====== Supplied data ======

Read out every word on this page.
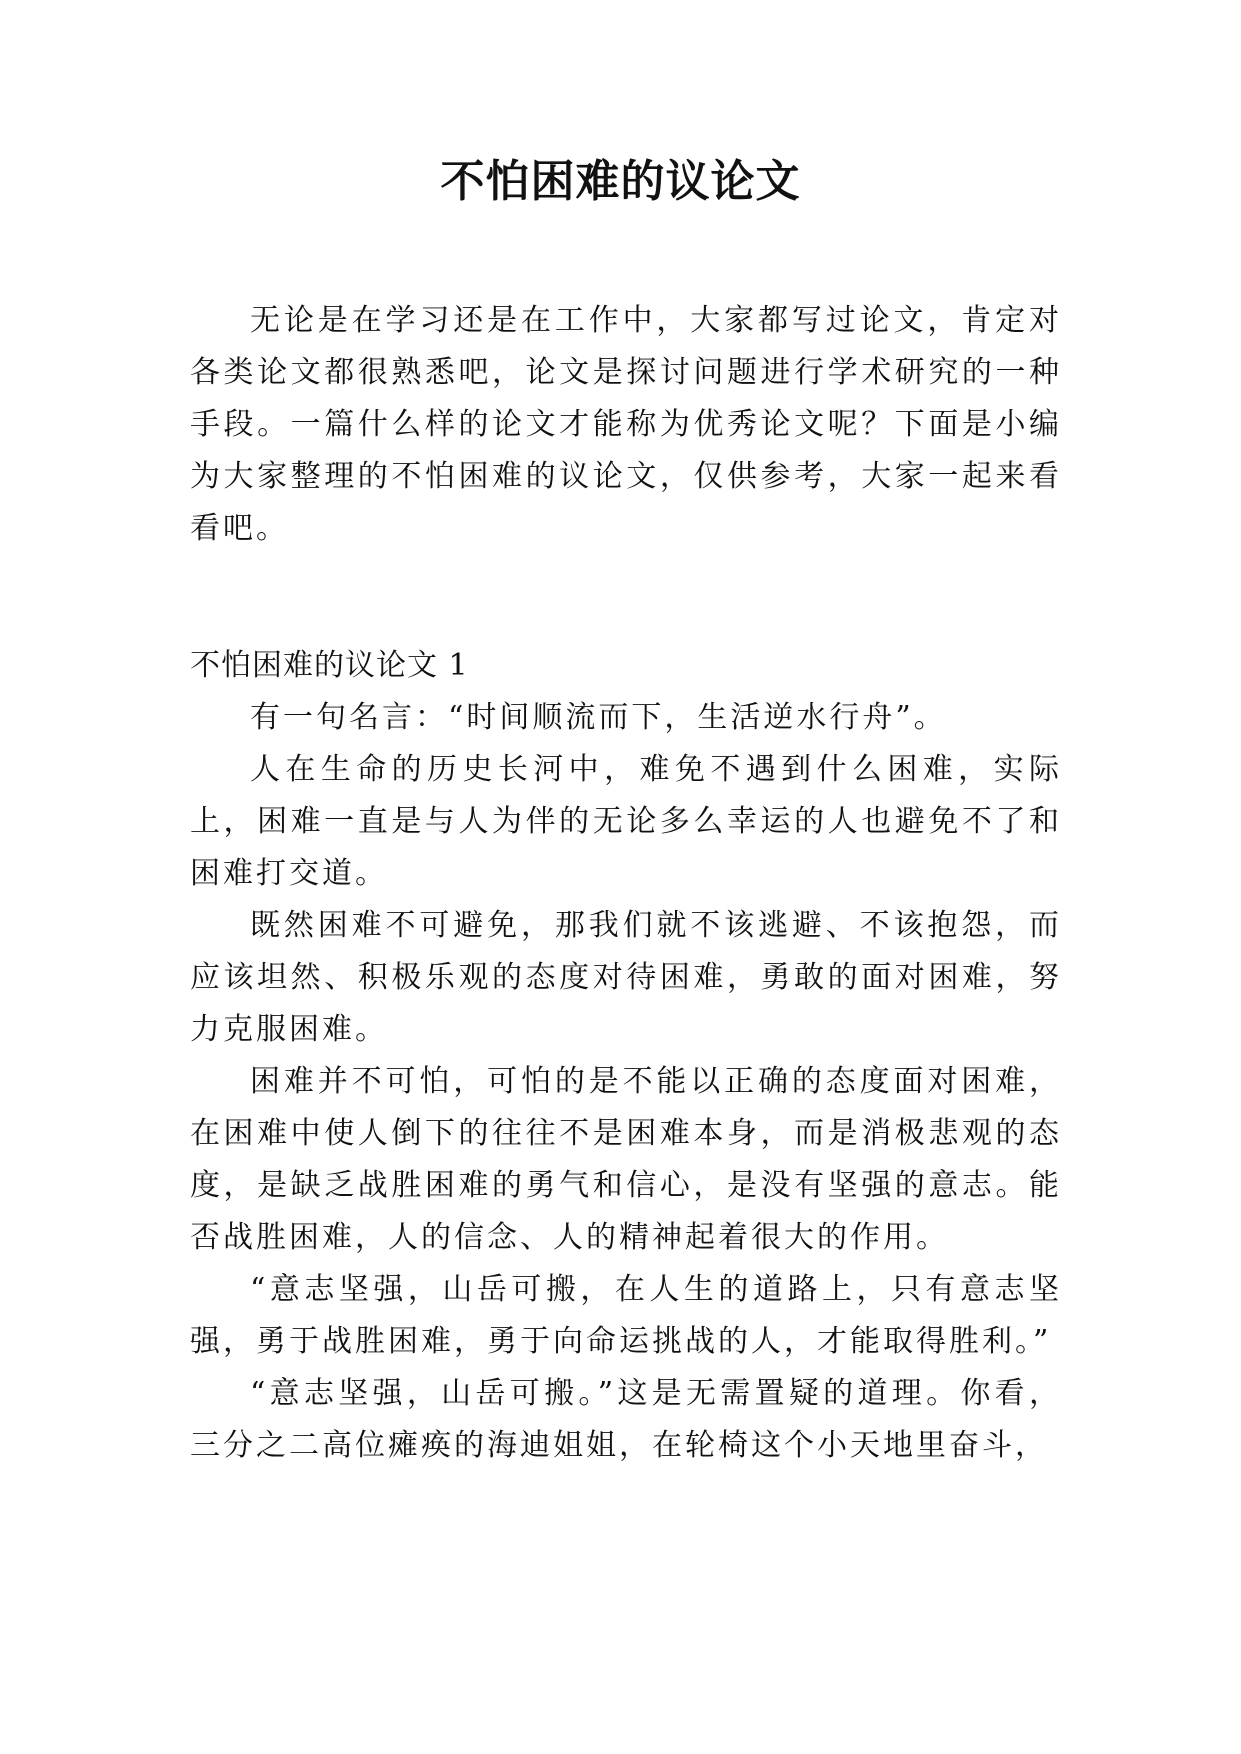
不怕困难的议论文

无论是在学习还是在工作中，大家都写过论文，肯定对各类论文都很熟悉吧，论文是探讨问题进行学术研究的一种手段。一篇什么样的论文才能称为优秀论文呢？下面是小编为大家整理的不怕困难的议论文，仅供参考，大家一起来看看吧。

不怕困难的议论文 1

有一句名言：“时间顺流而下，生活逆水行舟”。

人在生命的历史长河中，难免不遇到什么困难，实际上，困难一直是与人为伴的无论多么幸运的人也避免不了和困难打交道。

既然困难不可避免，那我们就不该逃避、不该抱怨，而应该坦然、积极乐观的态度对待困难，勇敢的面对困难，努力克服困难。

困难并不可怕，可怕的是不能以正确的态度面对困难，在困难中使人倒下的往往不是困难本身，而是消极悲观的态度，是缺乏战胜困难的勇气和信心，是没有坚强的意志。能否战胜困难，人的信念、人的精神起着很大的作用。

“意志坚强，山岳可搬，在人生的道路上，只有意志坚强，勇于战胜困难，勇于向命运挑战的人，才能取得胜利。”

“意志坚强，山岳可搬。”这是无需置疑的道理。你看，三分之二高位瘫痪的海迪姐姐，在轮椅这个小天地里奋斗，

======

- [Problem statement] Print the complete listing exactly as it stands, without its pictures.

- [Result below]
Read out every word on this page.
不怕困难的议论文

无论是在学习还是在工作中，大家都写过论文，肯定对各类论文都很熟悉吧，论文是探讨问题进行学术研究的一种手段。一篇什么样的论文才能称为优秀论文呢？下面是小编为大家整理的不怕困难的议论文，仅供参考，大家一起来看看吧。

不怕困难的议论文 1

有一句名言：“时间顺流而下，生活逆水行舟”。

人在生命的历史长河中，难免不遇到什么困难，实际上，困难一直是与人为伴的无论多么幸运的人也避免不了和困难打交道。

既然困难不可避免，那我们就不该逃避、不该抱怨，而应该坦然、积极乐观的态度对待困难，勇敢的面对困难，努力克服困难。

困难并不可怕，可怕的是不能以正确的态度面对困难，在困难中使人倒下的往往不是困难本身，而是消极悲观的态度，是缺乏战胜困难的勇气和信心，是没有坚强的意志。能否战胜困难，人的信念、人的精神起着很大的作用。

“意志坚强，山岳可搬，在人生的道路上，只有意志坚强，勇于战胜困难，勇于向命运挑战的人，才能取得胜利。”

“意志坚强，山岳可搬。”这是无需置疑的道理。你看，三分之二高位瘫痪的海迪姐姐，在轮椅这个小天地里奋斗，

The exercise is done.